• Exercise objective:
Gather the lines from the material that contain "CALON".

• Source data:
-- Begin --

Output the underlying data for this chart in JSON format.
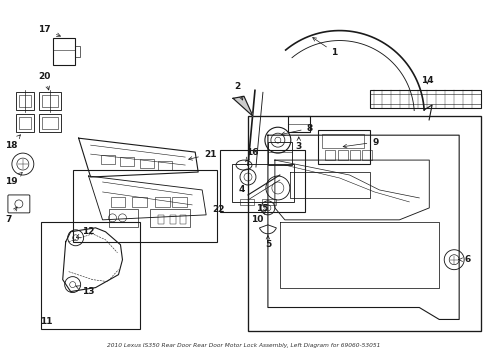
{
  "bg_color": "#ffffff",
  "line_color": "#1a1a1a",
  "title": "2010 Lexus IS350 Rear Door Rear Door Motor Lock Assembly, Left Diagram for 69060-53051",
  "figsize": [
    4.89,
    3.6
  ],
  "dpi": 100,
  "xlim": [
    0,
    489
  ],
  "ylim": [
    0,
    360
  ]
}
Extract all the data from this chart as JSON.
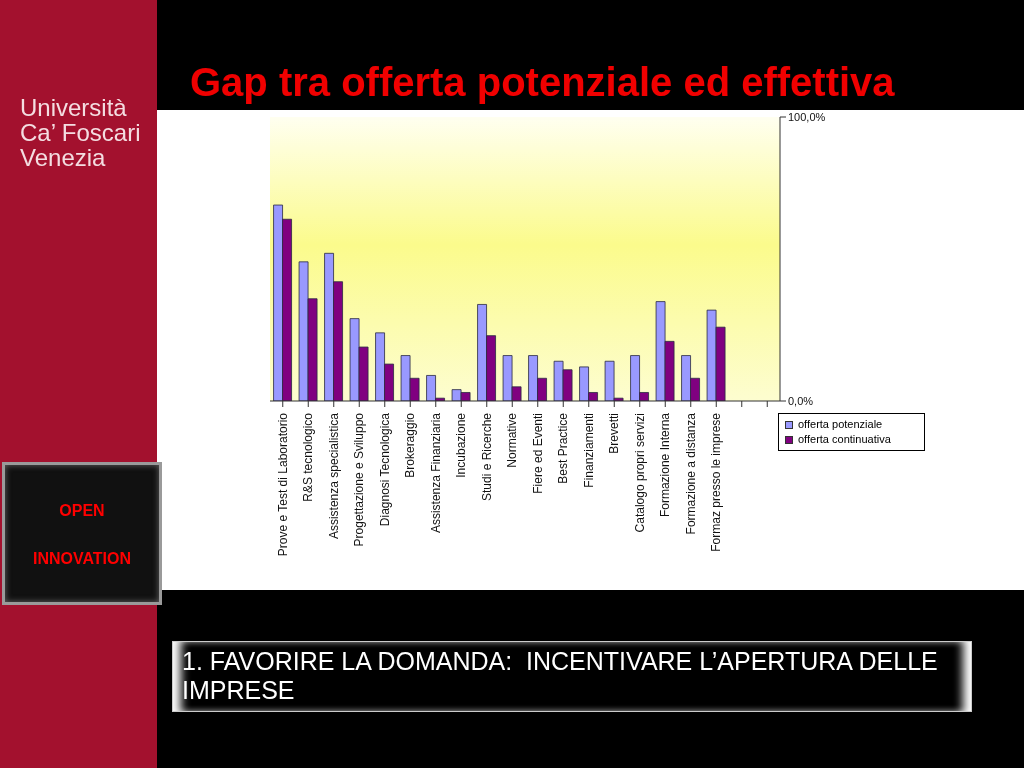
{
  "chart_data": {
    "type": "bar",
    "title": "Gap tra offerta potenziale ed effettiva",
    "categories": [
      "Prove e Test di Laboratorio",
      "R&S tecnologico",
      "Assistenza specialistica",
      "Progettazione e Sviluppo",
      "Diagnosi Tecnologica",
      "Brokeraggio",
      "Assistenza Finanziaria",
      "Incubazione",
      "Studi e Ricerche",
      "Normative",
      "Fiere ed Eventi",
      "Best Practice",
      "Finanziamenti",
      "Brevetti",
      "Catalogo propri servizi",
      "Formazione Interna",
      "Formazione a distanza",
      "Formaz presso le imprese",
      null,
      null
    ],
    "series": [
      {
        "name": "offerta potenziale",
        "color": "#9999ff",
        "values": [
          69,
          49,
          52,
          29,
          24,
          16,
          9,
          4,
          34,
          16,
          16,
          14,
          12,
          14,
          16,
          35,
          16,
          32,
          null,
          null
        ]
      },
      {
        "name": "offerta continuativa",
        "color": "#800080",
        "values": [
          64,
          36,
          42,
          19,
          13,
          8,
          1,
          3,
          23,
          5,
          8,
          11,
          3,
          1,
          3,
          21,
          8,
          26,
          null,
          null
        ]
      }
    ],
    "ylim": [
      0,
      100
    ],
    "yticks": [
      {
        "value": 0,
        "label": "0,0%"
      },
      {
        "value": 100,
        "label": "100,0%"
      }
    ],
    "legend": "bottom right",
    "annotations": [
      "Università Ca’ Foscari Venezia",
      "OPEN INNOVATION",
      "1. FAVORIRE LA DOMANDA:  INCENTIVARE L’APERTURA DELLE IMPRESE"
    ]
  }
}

-- End --
-- Begin --

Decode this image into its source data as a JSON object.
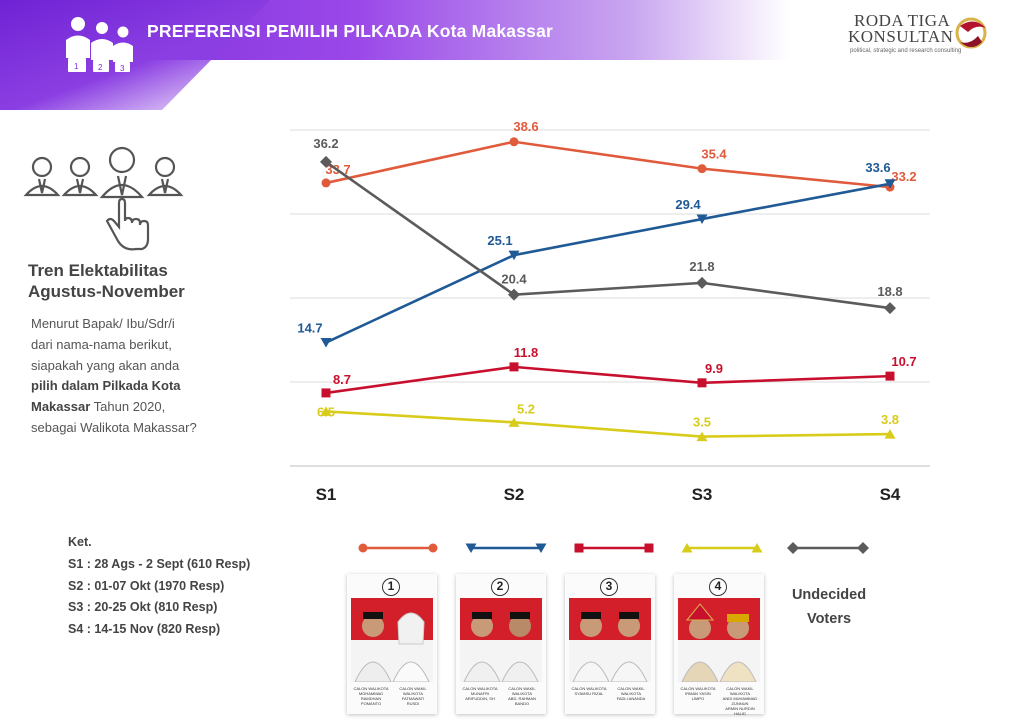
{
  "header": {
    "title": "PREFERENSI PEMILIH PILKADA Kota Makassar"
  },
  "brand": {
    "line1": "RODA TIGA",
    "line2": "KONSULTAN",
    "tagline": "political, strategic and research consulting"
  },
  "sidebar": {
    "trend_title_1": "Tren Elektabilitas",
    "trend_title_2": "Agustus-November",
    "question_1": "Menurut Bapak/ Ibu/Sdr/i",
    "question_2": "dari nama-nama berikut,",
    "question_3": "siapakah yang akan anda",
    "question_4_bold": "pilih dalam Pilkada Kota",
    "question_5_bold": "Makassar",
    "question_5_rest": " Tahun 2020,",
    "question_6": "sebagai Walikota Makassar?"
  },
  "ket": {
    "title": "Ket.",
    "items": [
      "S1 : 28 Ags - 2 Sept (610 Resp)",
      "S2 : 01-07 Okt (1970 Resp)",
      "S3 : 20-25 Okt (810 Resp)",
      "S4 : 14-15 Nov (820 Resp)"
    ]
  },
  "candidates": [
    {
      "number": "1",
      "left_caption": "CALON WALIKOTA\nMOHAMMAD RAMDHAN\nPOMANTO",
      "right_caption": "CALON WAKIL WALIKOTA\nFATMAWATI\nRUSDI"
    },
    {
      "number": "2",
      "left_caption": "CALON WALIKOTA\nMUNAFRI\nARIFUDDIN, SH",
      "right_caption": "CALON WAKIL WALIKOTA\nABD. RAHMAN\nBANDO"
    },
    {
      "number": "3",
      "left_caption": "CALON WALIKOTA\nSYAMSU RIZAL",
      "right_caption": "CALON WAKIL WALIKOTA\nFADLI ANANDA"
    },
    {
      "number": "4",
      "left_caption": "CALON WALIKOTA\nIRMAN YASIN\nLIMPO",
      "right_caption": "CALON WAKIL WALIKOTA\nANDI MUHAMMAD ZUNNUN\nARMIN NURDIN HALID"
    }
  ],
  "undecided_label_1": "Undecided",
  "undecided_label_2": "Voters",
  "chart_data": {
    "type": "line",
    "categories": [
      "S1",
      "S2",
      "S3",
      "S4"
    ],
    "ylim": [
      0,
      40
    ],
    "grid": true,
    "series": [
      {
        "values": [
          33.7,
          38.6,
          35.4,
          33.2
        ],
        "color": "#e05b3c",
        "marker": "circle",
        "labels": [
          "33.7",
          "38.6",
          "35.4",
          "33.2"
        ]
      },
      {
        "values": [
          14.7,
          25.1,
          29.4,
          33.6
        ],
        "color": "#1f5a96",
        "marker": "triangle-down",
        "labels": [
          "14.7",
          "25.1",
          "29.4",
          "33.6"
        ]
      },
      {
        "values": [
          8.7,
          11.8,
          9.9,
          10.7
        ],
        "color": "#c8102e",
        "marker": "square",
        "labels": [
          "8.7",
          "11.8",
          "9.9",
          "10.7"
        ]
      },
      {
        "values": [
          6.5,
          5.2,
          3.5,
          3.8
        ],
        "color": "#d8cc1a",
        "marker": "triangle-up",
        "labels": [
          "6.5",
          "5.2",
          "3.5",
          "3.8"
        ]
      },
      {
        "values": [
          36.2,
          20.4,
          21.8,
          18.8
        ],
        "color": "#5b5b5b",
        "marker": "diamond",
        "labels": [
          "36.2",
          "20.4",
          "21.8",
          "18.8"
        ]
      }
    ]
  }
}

-- End --
-- Begin --

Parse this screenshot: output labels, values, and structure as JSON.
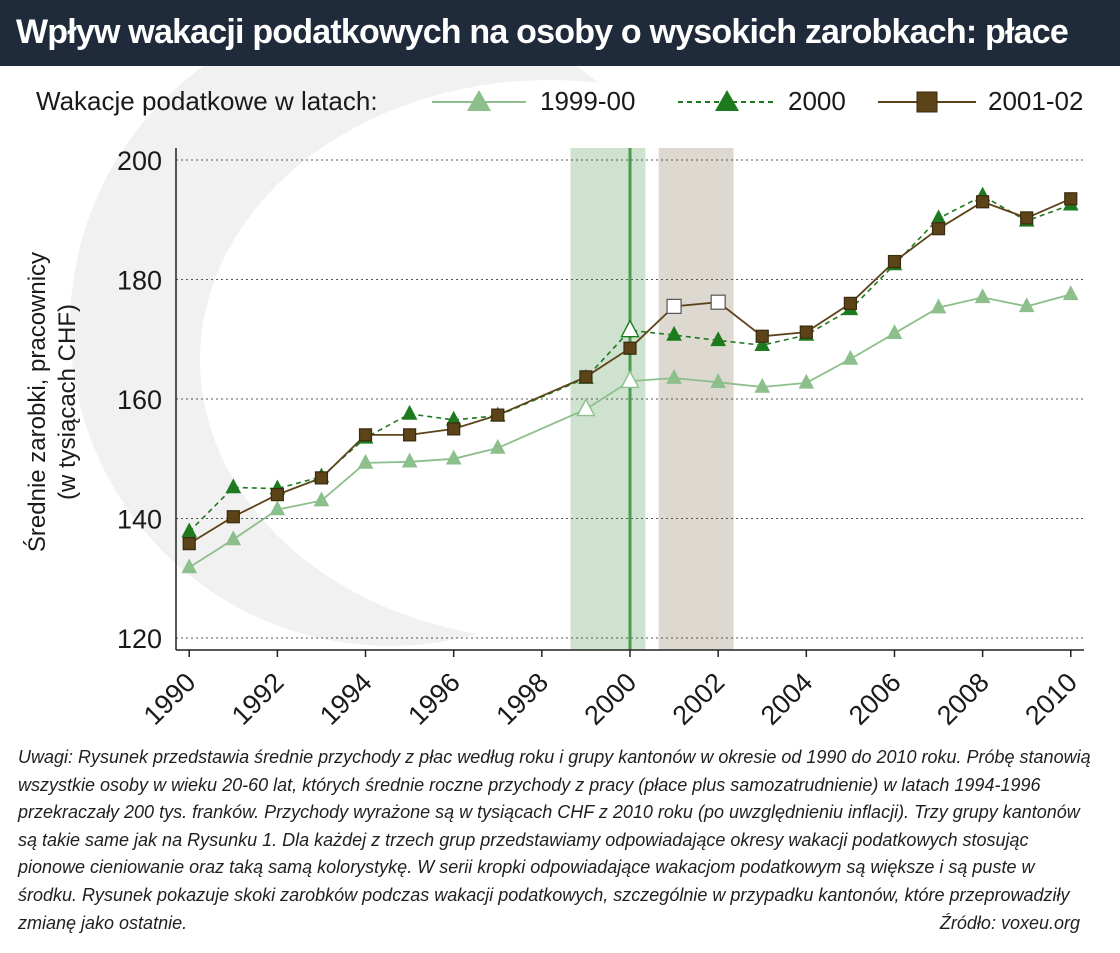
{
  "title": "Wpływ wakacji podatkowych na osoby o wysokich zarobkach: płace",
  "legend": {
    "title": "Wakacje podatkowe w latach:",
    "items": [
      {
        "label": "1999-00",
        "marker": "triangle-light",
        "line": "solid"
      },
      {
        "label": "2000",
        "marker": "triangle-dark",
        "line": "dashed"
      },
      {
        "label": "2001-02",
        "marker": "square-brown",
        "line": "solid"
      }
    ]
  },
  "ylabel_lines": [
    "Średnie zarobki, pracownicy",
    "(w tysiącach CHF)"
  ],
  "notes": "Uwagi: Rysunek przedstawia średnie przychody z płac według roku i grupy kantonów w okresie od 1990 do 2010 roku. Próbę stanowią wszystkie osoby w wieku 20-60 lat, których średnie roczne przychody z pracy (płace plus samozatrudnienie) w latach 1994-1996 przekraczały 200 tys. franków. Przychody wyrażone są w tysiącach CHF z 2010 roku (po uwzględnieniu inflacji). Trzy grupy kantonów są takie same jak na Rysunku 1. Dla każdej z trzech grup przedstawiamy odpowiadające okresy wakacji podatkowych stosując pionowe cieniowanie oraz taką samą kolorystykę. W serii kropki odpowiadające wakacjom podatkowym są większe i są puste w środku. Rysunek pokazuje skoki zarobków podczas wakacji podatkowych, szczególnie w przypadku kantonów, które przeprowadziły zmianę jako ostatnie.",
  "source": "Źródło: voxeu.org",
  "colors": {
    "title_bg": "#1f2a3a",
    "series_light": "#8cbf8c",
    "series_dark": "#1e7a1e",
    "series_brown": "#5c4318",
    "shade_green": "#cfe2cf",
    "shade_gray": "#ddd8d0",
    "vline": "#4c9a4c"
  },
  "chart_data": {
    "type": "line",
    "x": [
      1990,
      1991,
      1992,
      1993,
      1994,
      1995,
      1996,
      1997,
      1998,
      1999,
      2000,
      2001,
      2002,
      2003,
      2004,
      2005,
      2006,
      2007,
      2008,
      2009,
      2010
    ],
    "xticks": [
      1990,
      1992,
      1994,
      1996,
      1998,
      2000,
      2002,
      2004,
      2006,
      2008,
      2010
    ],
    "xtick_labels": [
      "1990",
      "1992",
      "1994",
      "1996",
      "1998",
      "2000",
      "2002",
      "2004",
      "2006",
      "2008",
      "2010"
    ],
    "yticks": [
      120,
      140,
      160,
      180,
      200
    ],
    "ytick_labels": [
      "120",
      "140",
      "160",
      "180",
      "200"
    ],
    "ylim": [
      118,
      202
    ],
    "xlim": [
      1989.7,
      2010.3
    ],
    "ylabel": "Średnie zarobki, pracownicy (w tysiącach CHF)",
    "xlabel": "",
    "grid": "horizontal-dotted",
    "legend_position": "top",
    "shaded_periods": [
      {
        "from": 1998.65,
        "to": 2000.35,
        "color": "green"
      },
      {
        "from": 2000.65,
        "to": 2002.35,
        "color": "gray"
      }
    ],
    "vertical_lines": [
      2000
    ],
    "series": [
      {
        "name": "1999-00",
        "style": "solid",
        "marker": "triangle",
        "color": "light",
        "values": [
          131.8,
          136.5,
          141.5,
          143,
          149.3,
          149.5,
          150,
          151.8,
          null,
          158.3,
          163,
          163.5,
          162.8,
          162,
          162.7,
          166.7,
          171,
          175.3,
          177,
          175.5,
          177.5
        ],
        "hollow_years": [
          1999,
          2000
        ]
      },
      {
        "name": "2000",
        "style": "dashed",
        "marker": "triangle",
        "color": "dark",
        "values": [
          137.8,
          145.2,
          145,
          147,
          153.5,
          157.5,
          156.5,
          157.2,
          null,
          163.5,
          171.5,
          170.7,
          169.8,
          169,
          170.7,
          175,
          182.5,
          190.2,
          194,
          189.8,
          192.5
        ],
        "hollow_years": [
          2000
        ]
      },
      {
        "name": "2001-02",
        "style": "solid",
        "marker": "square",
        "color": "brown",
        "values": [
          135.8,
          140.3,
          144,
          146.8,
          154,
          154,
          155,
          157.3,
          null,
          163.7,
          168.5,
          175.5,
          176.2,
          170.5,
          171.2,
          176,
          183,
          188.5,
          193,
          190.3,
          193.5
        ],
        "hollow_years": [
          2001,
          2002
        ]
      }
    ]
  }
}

-- End --

• Exercise answer:
      "left_caption": "CALON WALIKOTA\nMOHAMMAD RAMDHAN\nPOMANTO",
      "right_caption": "CALON WAKIL WALIKOTA\nFATMAWATI\nRUSDI"
      "left_caption": "CALON WALIKOTA\nMUNAFRI\nARIFUDDIN, SH",
      "right_caption": "CALON WAKIL WALIKOTA\nABD. RAHMAN\nBANDO"
      "left_caption": "CALON WALIKOTA\nSYAMSU RIZAL",
      "right_caption": "CALON WAKIL WALIKOTA\nFADLI ANANDA"
      "left_caption": "CALON WALIKOTA\nIRMAN YASIN\nLIMPO",
      "right_caption": "CALON WAKIL WALIKOTA\nANDI MUHAMMAD ZUNNUN\nARMIN NURDIN HALID"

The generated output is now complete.